■ **Stated exercise**
In the entries that follow, how many lines hold the string "据此完成"? Give only that number.

■ **Data shown**

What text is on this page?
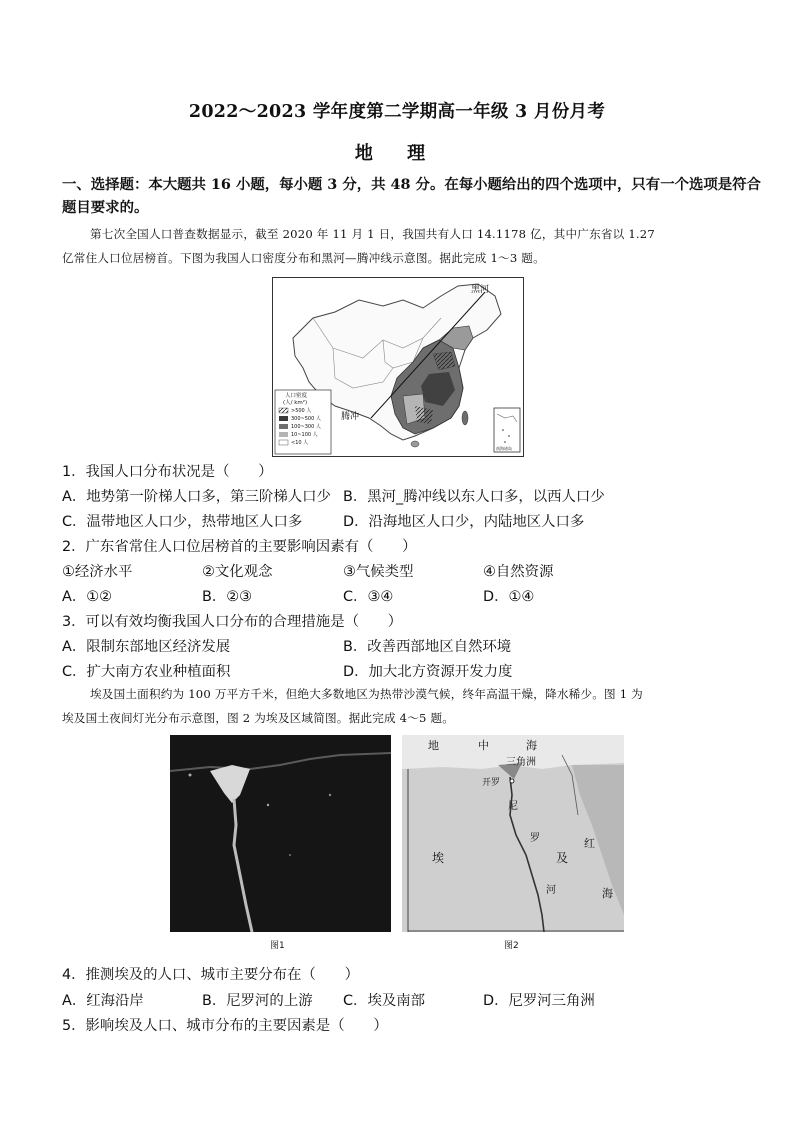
2022～2023 学年度第二学期高一年级 3 月份月考
地 理
一、选择题：本大题共 16 小题，每小题 3 分，共 48 分。在每小题给出的四个选项中，只有一个选项是符合
题目要求的。
第七次全国人口普查数据显示，截至 2020 年 11 月 1 日，我国共有人口 14.1178 亿，其中广东省以 1.27
亿常住人口位居榜首。下图为我国人口密度分布和黑河—腾冲线示意图。据此完成 1～3 题。
黑河
腾冲
人口密度
(人/ km²)
>500 人
300~500 人
100~300 人
10~100 人
<10 人
南海诸岛
1．我国人口分布状况是（　　）
A．地势第一阶梯人口多，第三阶梯人口少 B．黑河_腾冲线以东人口多，以西人口少
C．温带地区人口少，热带地区人口多	D．沿海地区人口少，内陆地区人口多
2．广东省常住人口位居榜首的主要影响因素有（　　）
①经济水平	②文化观念	③气候类型	④自然资源
A．①②	B．②③	C．③④	D．①④
3．可以有效均衡我国人口分布的合理措施是（　　）
A．限制东部地区经济发展	B．改善西部地区自然环境
C．扩大南方农业种植面积	D．加大北方资源开发力度
埃及国土面积约为 100 万平方千米，但绝大多数地区为热带沙漠气候，终年高温干燥，降水稀少。图 1 为
埃及国土夜间灯光分布示意图，图 2 为埃及区域简图。据此完成 4～5 题。
图1
地	中	海
三角洲
开罗
尼
罗
河
埃	及
红
海
图2
4．推测埃及的人口、城市主要分布在（　　）
A．红海沿岸	B．尼罗河的上游 C．埃及南部	D．尼罗河三角洲
5．影响埃及人口、城市分布的主要因素是（　　）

■ **Solution for this exercise**
2